> _Records shown_:
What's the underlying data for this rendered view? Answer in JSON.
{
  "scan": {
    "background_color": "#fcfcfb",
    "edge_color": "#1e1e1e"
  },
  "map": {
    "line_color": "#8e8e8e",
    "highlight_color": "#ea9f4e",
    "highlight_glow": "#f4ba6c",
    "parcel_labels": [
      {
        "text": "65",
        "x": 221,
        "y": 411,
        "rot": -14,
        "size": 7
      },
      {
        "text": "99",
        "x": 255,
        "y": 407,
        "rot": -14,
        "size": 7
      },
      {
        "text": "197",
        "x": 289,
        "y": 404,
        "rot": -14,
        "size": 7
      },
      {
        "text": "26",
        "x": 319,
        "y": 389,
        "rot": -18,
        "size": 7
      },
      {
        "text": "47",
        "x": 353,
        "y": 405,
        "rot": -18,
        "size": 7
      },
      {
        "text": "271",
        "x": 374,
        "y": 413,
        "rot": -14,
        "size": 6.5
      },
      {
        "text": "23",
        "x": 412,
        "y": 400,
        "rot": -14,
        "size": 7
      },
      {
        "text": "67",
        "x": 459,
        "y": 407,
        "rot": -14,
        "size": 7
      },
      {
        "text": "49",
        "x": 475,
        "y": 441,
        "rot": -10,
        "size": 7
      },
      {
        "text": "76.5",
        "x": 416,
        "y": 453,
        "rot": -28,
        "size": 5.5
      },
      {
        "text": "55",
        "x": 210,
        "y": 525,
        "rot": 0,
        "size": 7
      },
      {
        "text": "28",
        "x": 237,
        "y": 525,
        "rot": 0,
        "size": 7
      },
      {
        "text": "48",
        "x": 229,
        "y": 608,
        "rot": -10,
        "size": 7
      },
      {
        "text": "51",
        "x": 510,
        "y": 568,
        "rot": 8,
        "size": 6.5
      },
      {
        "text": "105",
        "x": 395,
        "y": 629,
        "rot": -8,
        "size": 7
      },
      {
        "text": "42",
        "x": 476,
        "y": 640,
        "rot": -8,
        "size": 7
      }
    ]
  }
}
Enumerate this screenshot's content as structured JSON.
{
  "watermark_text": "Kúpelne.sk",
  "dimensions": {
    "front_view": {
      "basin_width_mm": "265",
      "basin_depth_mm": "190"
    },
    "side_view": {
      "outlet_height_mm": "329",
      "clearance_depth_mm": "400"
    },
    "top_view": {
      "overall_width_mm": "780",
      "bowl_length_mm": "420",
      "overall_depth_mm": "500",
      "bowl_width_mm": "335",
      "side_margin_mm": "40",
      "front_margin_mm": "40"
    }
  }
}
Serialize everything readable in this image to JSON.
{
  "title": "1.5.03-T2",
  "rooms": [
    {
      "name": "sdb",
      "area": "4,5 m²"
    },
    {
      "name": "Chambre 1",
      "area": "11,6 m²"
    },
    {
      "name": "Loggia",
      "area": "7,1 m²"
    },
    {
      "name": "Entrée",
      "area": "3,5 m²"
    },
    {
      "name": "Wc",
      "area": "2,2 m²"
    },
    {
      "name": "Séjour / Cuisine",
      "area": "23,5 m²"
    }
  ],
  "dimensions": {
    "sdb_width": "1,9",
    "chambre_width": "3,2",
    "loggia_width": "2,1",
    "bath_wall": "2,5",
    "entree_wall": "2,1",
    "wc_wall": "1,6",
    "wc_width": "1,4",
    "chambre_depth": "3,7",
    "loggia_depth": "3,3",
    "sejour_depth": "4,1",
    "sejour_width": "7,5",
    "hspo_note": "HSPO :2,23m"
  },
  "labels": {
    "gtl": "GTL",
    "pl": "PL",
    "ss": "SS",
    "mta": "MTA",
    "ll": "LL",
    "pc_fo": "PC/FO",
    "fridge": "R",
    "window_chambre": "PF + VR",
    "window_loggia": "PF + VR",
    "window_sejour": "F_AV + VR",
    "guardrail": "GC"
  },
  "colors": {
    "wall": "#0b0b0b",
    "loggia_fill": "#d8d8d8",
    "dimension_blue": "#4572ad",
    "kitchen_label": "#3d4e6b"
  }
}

> _What you need to do_: From the data above, show each line that contains "name".

> _Full solution_:
      "name": "sdb",
      "name": "Chambre 1",
      "name": "Loggia",
      "name": "Entrée",
      "name": "Wc",
      "name": "Séjour / Cuisine",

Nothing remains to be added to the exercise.